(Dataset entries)
—————

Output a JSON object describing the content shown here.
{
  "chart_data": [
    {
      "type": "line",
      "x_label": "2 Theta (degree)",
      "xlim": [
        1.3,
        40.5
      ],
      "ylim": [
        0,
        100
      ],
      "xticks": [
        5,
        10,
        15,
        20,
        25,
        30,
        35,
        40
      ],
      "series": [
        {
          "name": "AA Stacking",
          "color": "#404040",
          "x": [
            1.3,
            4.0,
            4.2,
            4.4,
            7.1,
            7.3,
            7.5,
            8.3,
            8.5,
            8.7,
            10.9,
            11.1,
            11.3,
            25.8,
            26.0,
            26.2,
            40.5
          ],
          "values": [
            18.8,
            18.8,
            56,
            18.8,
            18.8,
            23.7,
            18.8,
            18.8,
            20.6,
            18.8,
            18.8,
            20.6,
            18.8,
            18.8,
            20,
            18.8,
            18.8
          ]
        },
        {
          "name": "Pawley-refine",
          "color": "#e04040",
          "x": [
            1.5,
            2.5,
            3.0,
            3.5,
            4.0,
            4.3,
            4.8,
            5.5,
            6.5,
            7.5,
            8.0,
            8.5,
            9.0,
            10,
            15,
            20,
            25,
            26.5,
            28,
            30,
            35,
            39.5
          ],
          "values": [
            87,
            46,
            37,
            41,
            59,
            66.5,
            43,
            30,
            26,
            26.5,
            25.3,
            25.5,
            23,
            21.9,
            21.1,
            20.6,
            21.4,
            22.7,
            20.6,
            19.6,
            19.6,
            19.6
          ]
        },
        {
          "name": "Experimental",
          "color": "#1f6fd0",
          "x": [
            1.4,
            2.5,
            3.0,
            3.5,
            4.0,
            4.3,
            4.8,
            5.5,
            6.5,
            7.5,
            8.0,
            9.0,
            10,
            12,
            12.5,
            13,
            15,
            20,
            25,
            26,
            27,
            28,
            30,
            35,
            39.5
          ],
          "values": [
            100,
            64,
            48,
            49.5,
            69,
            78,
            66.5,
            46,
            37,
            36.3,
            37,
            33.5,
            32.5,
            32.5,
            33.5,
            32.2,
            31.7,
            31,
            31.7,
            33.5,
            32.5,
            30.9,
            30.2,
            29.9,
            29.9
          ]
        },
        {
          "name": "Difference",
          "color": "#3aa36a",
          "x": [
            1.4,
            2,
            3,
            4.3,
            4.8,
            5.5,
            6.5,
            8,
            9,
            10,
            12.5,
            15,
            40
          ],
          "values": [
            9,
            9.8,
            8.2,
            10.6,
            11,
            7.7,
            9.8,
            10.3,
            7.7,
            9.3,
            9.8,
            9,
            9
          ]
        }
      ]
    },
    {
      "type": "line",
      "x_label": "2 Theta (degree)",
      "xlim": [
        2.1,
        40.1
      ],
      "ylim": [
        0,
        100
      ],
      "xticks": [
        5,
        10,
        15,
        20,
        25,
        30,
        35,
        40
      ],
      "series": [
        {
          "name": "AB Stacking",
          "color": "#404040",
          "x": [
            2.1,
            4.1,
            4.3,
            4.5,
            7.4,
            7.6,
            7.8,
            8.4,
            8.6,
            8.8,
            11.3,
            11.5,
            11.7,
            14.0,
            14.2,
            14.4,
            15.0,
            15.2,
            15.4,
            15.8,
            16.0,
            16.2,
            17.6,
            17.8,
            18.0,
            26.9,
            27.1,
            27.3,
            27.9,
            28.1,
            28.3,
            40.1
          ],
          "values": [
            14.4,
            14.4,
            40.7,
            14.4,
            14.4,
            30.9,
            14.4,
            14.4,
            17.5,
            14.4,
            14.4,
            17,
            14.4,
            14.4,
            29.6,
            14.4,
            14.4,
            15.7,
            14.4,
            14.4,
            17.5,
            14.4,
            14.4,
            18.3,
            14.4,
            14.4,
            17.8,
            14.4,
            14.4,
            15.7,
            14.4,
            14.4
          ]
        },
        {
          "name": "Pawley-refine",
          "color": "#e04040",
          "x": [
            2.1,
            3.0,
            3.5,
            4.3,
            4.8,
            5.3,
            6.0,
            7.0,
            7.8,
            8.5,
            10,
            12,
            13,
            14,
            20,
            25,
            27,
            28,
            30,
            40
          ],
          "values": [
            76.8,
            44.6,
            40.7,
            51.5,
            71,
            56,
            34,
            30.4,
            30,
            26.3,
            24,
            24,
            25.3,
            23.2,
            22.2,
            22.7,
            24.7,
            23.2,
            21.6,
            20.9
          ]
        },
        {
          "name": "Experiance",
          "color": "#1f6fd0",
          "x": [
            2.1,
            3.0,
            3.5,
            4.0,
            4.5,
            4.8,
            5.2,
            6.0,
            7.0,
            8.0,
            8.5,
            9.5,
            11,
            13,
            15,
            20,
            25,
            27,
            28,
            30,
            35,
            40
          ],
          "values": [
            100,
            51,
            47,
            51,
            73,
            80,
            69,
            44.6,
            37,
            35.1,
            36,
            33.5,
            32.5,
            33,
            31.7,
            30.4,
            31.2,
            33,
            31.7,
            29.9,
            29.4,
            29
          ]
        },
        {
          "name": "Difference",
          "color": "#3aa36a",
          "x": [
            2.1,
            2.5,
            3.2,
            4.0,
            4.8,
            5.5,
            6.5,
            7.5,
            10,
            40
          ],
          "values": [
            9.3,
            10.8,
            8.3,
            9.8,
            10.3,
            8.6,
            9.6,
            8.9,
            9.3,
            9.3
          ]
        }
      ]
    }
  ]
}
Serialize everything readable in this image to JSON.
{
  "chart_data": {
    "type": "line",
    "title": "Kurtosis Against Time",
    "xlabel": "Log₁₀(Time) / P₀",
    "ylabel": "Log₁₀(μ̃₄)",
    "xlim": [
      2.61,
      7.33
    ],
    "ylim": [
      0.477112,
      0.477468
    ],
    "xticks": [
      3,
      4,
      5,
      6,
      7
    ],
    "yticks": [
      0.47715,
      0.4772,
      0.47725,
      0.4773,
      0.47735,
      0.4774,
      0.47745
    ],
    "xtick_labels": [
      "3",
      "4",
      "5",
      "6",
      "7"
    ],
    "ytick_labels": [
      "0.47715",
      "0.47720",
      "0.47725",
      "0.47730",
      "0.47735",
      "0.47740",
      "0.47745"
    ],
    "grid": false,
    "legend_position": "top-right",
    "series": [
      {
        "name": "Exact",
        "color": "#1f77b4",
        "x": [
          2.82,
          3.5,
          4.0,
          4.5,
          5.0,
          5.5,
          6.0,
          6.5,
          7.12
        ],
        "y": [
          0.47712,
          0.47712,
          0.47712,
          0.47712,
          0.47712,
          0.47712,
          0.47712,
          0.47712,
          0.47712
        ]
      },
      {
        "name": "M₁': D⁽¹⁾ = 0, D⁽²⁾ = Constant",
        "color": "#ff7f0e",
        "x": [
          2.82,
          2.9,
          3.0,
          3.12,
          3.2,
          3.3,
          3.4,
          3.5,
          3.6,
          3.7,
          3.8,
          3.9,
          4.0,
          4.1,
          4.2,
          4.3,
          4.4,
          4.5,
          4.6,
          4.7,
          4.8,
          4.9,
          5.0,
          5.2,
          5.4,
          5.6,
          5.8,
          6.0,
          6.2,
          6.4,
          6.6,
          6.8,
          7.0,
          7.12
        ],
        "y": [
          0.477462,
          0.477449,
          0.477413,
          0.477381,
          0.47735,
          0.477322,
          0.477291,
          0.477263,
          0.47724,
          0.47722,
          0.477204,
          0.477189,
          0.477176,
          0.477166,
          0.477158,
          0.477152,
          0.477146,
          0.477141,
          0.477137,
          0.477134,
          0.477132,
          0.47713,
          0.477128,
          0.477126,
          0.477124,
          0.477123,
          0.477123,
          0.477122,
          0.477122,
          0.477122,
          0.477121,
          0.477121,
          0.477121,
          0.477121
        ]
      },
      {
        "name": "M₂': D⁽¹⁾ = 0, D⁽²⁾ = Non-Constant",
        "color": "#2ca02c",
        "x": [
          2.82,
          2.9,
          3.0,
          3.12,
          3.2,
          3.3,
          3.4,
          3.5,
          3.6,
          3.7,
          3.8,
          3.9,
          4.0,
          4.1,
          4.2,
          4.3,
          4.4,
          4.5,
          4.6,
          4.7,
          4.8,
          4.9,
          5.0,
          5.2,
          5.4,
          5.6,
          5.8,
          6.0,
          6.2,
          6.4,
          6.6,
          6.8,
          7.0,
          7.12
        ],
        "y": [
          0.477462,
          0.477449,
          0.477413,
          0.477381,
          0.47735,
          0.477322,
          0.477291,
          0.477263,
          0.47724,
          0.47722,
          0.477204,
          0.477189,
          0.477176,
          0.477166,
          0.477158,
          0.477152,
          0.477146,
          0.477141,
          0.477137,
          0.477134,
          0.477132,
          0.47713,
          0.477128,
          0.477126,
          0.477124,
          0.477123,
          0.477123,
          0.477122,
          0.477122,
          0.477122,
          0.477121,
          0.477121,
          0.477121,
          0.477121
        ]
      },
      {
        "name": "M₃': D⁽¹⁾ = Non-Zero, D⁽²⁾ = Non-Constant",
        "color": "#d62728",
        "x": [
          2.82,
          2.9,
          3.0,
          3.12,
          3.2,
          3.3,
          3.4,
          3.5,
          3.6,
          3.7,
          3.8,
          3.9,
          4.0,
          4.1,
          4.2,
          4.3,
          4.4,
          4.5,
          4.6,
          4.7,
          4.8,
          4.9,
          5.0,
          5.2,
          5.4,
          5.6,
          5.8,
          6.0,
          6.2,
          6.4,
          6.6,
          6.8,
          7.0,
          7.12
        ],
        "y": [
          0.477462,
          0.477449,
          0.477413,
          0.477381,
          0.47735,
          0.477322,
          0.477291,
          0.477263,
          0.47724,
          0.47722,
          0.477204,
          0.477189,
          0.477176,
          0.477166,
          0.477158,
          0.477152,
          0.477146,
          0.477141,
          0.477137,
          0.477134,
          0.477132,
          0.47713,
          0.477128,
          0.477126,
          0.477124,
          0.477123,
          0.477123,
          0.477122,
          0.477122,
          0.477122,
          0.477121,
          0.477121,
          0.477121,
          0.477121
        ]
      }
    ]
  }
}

—————

• Problem to work on: Please list every line of the records that contains "JSON".

• Answer to this problem:
Output a JSON object describing the content shown here.
Serialize everything readable in this image to JSON.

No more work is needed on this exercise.